(Collected data entries)
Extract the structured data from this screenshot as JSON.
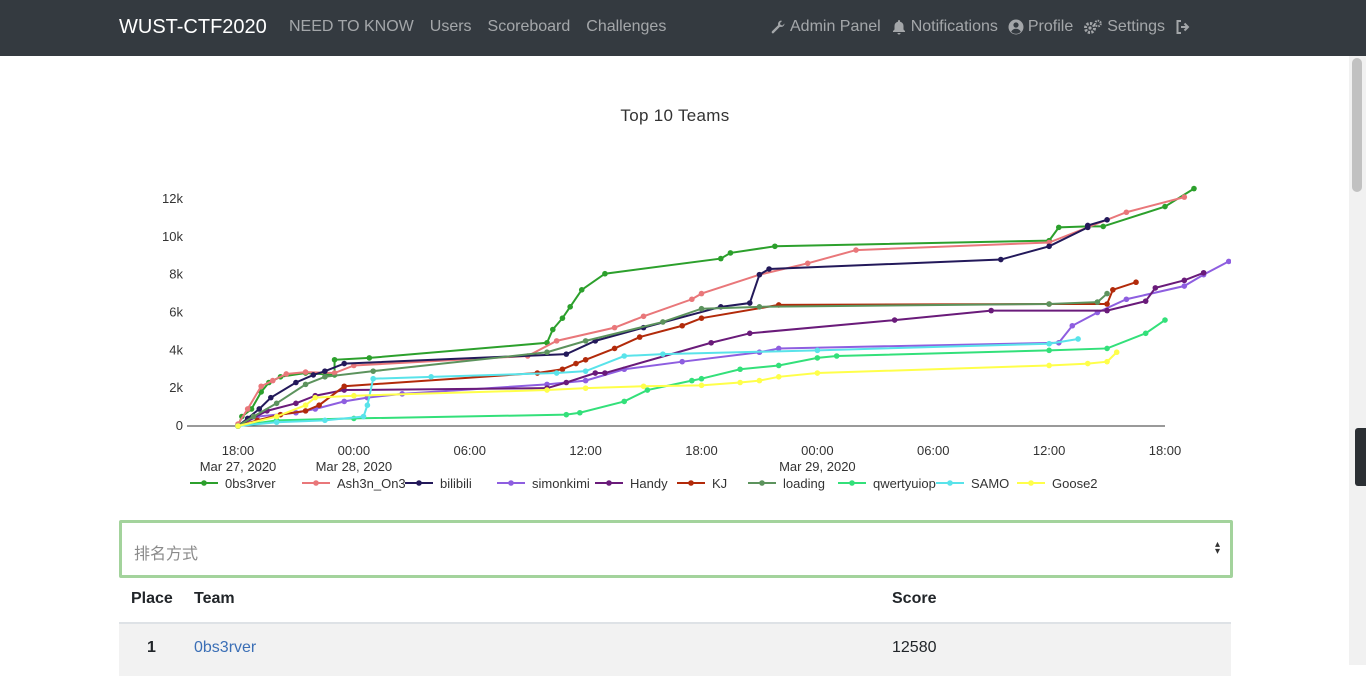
{
  "navbar": {
    "brand": "WUST-CTF2020",
    "left_links": [
      "NEED TO KNOW",
      "Users",
      "Scoreboard",
      "Challenges"
    ],
    "right_links": [
      {
        "label": "Admin Panel",
        "icon": "wrench-icon"
      },
      {
        "label": "Notifications",
        "icon": "bell-icon"
      },
      {
        "label": "Profile",
        "icon": "user-circle-icon"
      },
      {
        "label": "Settings",
        "icon": "cogs-icon"
      }
    ],
    "logout_icon": "sign-out-icon"
  },
  "chart_data": {
    "type": "line",
    "title": "Top 10 Teams",
    "ylim": [
      0,
      13000
    ],
    "yticks": [
      "0",
      "2k",
      "4k",
      "6k",
      "8k",
      "10k",
      "12k"
    ],
    "xticks": [
      {
        "label": "18:00",
        "sub": "Mar 27, 2020"
      },
      {
        "label": "00:00",
        "sub": "Mar 28, 2020"
      },
      {
        "label": "06:00",
        "sub": ""
      },
      {
        "label": "12:00",
        "sub": ""
      },
      {
        "label": "18:00",
        "sub": ""
      },
      {
        "label": "00:00",
        "sub": "Mar 29, 2020"
      },
      {
        "label": "06:00",
        "sub": ""
      },
      {
        "label": "12:00",
        "sub": ""
      },
      {
        "label": "18:00",
        "sub": ""
      }
    ],
    "x_hours": [
      -6,
      0,
      6,
      12,
      18,
      24,
      30,
      36,
      42
    ],
    "x_unit": "hours from Mar 28, 2020 00:00",
    "legend_position": "bottom",
    "series": [
      {
        "name": "0bs3rver",
        "color": "#2ca02c",
        "points": [
          [
            -6,
            0
          ],
          [
            -5.8,
            500
          ],
          [
            -5.3,
            900
          ],
          [
            -4.8,
            1800
          ],
          [
            -4.4,
            2300
          ],
          [
            -3.8,
            2600
          ],
          [
            -2.5,
            2800
          ],
          [
            -1,
            2700
          ],
          [
            -1,
            3500
          ],
          [
            0.8,
            3600
          ],
          [
            10,
            4400
          ],
          [
            10.3,
            5100
          ],
          [
            10.8,
            5700
          ],
          [
            11.2,
            6300
          ],
          [
            11.8,
            7200
          ],
          [
            13,
            8050
          ],
          [
            19,
            8850
          ],
          [
            19.5,
            9150
          ],
          [
            21.8,
            9500
          ],
          [
            36,
            9800
          ],
          [
            36.5,
            10500
          ],
          [
            38,
            10550
          ],
          [
            38.8,
            10550
          ],
          [
            42,
            11600
          ],
          [
            43.5,
            12550
          ]
        ]
      },
      {
        "name": "Ash3n_On3",
        "color": "#e9777a",
        "points": [
          [
            -6,
            100
          ],
          [
            -5.5,
            900
          ],
          [
            -4.8,
            2100
          ],
          [
            -4.2,
            2400
          ],
          [
            -3.5,
            2750
          ],
          [
            -2.5,
            2850
          ],
          [
            -1,
            2800
          ],
          [
            0,
            3200
          ],
          [
            9,
            3700
          ],
          [
            10.5,
            4500
          ],
          [
            13.5,
            5200
          ],
          [
            15,
            5800
          ],
          [
            17.5,
            6700
          ],
          [
            18,
            7000
          ],
          [
            21,
            8000
          ],
          [
            23.5,
            8600
          ],
          [
            26,
            9300
          ],
          [
            36,
            9700
          ],
          [
            38,
            10500
          ],
          [
            40,
            11300
          ],
          [
            43,
            12100
          ]
        ]
      },
      {
        "name": "bilibili",
        "color": "#23195a",
        "points": [
          [
            -6,
            0
          ],
          [
            -5.5,
            400
          ],
          [
            -4.9,
            900
          ],
          [
            -4.3,
            1500
          ],
          [
            -3,
            2300
          ],
          [
            -2.1,
            2700
          ],
          [
            -1.5,
            2900
          ],
          [
            -0.5,
            3300
          ],
          [
            11,
            3800
          ],
          [
            12.5,
            4500
          ],
          [
            15,
            5200
          ],
          [
            19,
            6300
          ],
          [
            20.5,
            6500
          ],
          [
            21,
            8000
          ],
          [
            21.5,
            8300
          ],
          [
            33.5,
            8800
          ],
          [
            36,
            9500
          ],
          [
            38,
            10500
          ],
          [
            38,
            10600
          ],
          [
            39,
            10900
          ]
        ]
      },
      {
        "name": "simonkimi",
        "color": "#8e5ee0",
        "points": [
          [
            -6,
            0
          ],
          [
            -5,
            500
          ],
          [
            -3,
            700
          ],
          [
            -2,
            900
          ],
          [
            -0.5,
            1300
          ],
          [
            0.7,
            1500
          ],
          [
            2.5,
            1700
          ],
          [
            10,
            2200
          ],
          [
            12,
            2400
          ],
          [
            14,
            3000
          ],
          [
            17,
            3400
          ],
          [
            21,
            3900
          ],
          [
            22,
            4100
          ],
          [
            36.5,
            4400
          ],
          [
            37.2,
            5300
          ],
          [
            38.5,
            6000
          ],
          [
            40,
            6700
          ],
          [
            43,
            7400
          ],
          [
            44,
            8000
          ],
          [
            45.3,
            8700
          ]
        ]
      },
      {
        "name": "Handy",
        "color": "#6a1b7a",
        "points": [
          [
            -6,
            0
          ],
          [
            -4.5,
            800
          ],
          [
            -3,
            1200
          ],
          [
            -2,
            1600
          ],
          [
            -0.5,
            1900
          ],
          [
            10,
            2000
          ],
          [
            11,
            2300
          ],
          [
            12.5,
            2800
          ],
          [
            13,
            2800
          ],
          [
            18.5,
            4400
          ],
          [
            20.5,
            4900
          ],
          [
            28,
            5600
          ],
          [
            33,
            6100
          ],
          [
            39,
            6100
          ],
          [
            41,
            6600
          ],
          [
            41.5,
            7300
          ],
          [
            43,
            7700
          ],
          [
            44,
            8100
          ]
        ]
      },
      {
        "name": "KJ",
        "color": "#b22a0a",
        "points": [
          [
            -6,
            0
          ],
          [
            -5,
            300
          ],
          [
            -3.8,
            600
          ],
          [
            -2.5,
            800
          ],
          [
            -1.8,
            1100
          ],
          [
            -0.5,
            2100
          ],
          [
            9.5,
            2800
          ],
          [
            10.8,
            3000
          ],
          [
            11.5,
            3300
          ],
          [
            12,
            3500
          ],
          [
            13.5,
            4100
          ],
          [
            14.8,
            4700
          ],
          [
            17,
            5300
          ],
          [
            18,
            5700
          ],
          [
            22,
            6400
          ],
          [
            36,
            6450
          ],
          [
            39,
            6450
          ],
          [
            39.3,
            7200
          ],
          [
            40.5,
            7600
          ]
        ]
      },
      {
        "name": "loading",
        "color": "#5c935d",
        "points": [
          [
            -6,
            0
          ],
          [
            -5.2,
            500
          ],
          [
            -4,
            1200
          ],
          [
            -2.5,
            2200
          ],
          [
            -1.5,
            2600
          ],
          [
            1,
            2900
          ],
          [
            10,
            3900
          ],
          [
            12,
            4500
          ],
          [
            16,
            5500
          ],
          [
            18,
            6200
          ],
          [
            21,
            6300
          ],
          [
            36,
            6450
          ],
          [
            38.5,
            6550
          ],
          [
            39,
            7000
          ]
        ]
      },
      {
        "name": "qwertyuiop",
        "color": "#33e07a",
        "points": [
          [
            -6,
            0
          ],
          [
            -4,
            300
          ],
          [
            0,
            400
          ],
          [
            11,
            600
          ],
          [
            11.7,
            700
          ],
          [
            14,
            1300
          ],
          [
            15.2,
            1900
          ],
          [
            17.5,
            2400
          ],
          [
            18,
            2500
          ],
          [
            20,
            3000
          ],
          [
            22,
            3200
          ],
          [
            24,
            3600
          ],
          [
            25,
            3700
          ],
          [
            36,
            4000
          ],
          [
            39,
            4100
          ],
          [
            41,
            4900
          ],
          [
            42,
            5600
          ]
        ]
      },
      {
        "name": "SAMO",
        "color": "#59e3ea",
        "points": [
          [
            -6,
            0
          ],
          [
            -4,
            200
          ],
          [
            -1.5,
            300
          ],
          [
            0.5,
            500
          ],
          [
            0.7,
            1100
          ],
          [
            1,
            2500
          ],
          [
            4,
            2600
          ],
          [
            10.5,
            2800
          ],
          [
            12,
            2900
          ],
          [
            14,
            3700
          ],
          [
            16,
            3800
          ],
          [
            24,
            4000
          ],
          [
            36,
            4350
          ],
          [
            37.5,
            4600
          ]
        ]
      },
      {
        "name": "Goose2",
        "color": "#ffff4a",
        "points": [
          [
            -6,
            0
          ],
          [
            -4,
            500
          ],
          [
            -2.5,
            1100
          ],
          [
            -2,
            1500
          ],
          [
            0,
            1600
          ],
          [
            10,
            1900
          ],
          [
            12,
            2000
          ],
          [
            15,
            2100
          ],
          [
            18,
            2150
          ],
          [
            20,
            2300
          ],
          [
            21,
            2400
          ],
          [
            22,
            2600
          ],
          [
            24,
            2800
          ],
          [
            36,
            3200
          ],
          [
            38,
            3300
          ],
          [
            39,
            3400
          ],
          [
            39.5,
            3900
          ]
        ]
      }
    ]
  },
  "sort": {
    "placeholder": "排名方式"
  },
  "table": {
    "headers": {
      "place": "Place",
      "team": "Team",
      "score": "Score"
    },
    "rows": [
      {
        "place": "1",
        "team": "0bs3rver",
        "score": "12580"
      }
    ]
  }
}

- _Set task_: Pick out every line above that holds the word "color" and copy it.

- _Solution to this problem_:
        "color": "#2ca02c",
        "color": "#e9777a",
        "color": "#23195a",
        "color": "#8e5ee0",
        "color": "#6a1b7a",
        "color": "#b22a0a",
        "color": "#5c935d",
        "color": "#33e07a",
        "color": "#59e3ea",
        "color": "#ffff4a",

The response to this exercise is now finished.